(Saved data entries)

════════════════

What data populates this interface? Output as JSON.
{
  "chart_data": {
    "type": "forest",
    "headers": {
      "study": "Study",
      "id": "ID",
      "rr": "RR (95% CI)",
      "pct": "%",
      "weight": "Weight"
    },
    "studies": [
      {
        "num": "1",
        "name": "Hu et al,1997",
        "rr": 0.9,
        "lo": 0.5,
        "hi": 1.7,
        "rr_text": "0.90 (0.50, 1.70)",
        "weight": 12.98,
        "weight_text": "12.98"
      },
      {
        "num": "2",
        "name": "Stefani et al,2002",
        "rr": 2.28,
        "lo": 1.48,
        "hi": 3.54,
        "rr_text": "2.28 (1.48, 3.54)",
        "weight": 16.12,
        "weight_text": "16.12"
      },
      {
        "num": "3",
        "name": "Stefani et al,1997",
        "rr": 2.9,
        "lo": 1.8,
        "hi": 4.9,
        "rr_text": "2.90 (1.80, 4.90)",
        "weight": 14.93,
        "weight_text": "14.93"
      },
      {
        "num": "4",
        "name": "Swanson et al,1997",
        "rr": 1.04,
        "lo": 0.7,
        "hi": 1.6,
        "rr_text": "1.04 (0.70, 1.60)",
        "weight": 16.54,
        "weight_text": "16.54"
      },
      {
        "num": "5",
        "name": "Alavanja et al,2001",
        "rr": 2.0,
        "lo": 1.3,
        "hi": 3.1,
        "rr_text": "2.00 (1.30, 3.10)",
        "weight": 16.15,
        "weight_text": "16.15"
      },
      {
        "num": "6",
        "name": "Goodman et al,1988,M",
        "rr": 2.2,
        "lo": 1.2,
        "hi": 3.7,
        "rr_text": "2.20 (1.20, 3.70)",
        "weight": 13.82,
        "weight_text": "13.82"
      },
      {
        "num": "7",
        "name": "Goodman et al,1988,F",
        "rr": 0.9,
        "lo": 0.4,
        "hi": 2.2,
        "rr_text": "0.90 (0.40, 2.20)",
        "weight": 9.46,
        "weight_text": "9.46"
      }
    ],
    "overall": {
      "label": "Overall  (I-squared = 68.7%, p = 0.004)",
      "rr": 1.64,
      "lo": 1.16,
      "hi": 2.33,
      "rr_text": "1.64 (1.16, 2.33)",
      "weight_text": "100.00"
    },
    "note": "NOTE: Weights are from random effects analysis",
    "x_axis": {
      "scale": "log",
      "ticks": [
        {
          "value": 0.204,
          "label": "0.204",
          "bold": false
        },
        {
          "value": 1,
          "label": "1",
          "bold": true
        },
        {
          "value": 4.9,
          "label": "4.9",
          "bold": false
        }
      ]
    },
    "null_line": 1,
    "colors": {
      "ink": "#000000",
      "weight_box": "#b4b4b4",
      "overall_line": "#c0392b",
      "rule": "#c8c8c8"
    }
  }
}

════════════════

What is being asked:
Search the data above for the string "name" and copy each line that has it.

Exercise result:
        "name": "Hu et al,1997",
        "name": "Stefani et al,2002",
        "name": "Stefani et al,1997",
        "name": "Swanson et al,1997",
        "name": "Alavanja et al,2001",
        "name": "Goodman et al,1988,M",
        "name": "Goodman et al,1988,F",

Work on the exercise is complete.